[SOURCE EXTRACT]:
# Key Equations

 Rational Function $f\left(x\right)=\dfrac{P\left(x\right)}{Q\left(x\right)}=\dfrac{{a}_{p}{x}^{p}+{a}_{p - 1}{x}^{p - 1}+…+{a}_{1}x+{a}_{0}}{{b}_{q}{x}^{q}+{b}_{q - 1}{x}^{q - 1}+…+{b}_{1}x+{b}_{0}}, Q\left(x\right)\ne 0$

# Key Concepts

• We can use arrow notation to describe local behavior and end behavior of the toolkit functions $f\left(x\right)=\frac{1}{x}$ and $f\left(x\right)=\frac{1}{{x}^{2}}$.
• A function that levels off at a horizontal value has a horizontal asymptote. A function can have more than one vertical asymptote.
• Application problems involving rates and concentrations often involve rational functions.
• The domain of a rational function includes all real numbers except those that cause the denominator to equal zero.
• The vertical asymptotes of a rational function will occur where the denominator of the function is equal to zero and the numerator is not zero.
• A removable discontinuity might occur in the graph of a rational function if an input causes both numerator and denominator to be zero.
• A rational function’s end behavior will mirror that of the ratio of the leading terms of the numerator and denominator functions.
• Graph rational functions by finding the intercepts, behavior at the intercepts and asymptotes, and end behavior.

[WORK INSTRUCTIONS]: In the rational functions summary, where do the vertical asymptotes of a rational function occur?

[SOURCE EXCERPT]:
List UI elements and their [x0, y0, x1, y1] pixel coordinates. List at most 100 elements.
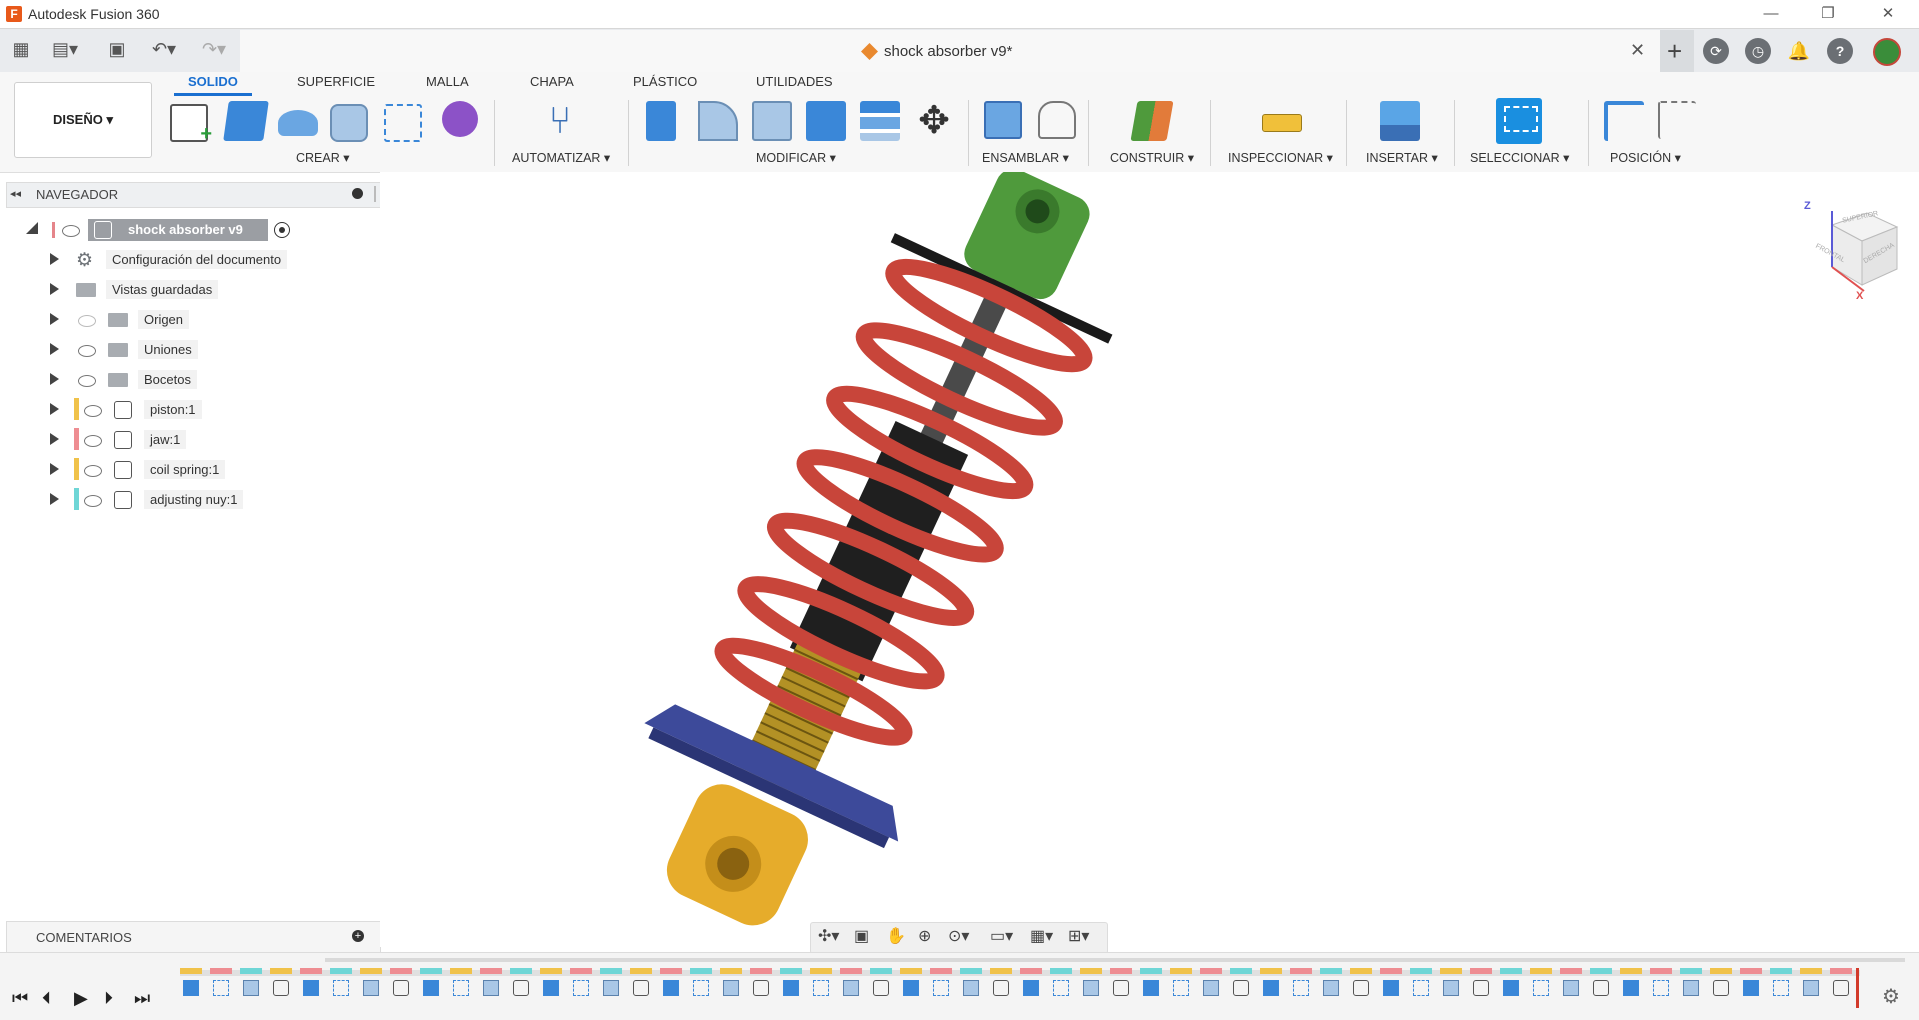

[THE OUTPUT]: Where the denominator of the function equals zero and the numerator is not zero.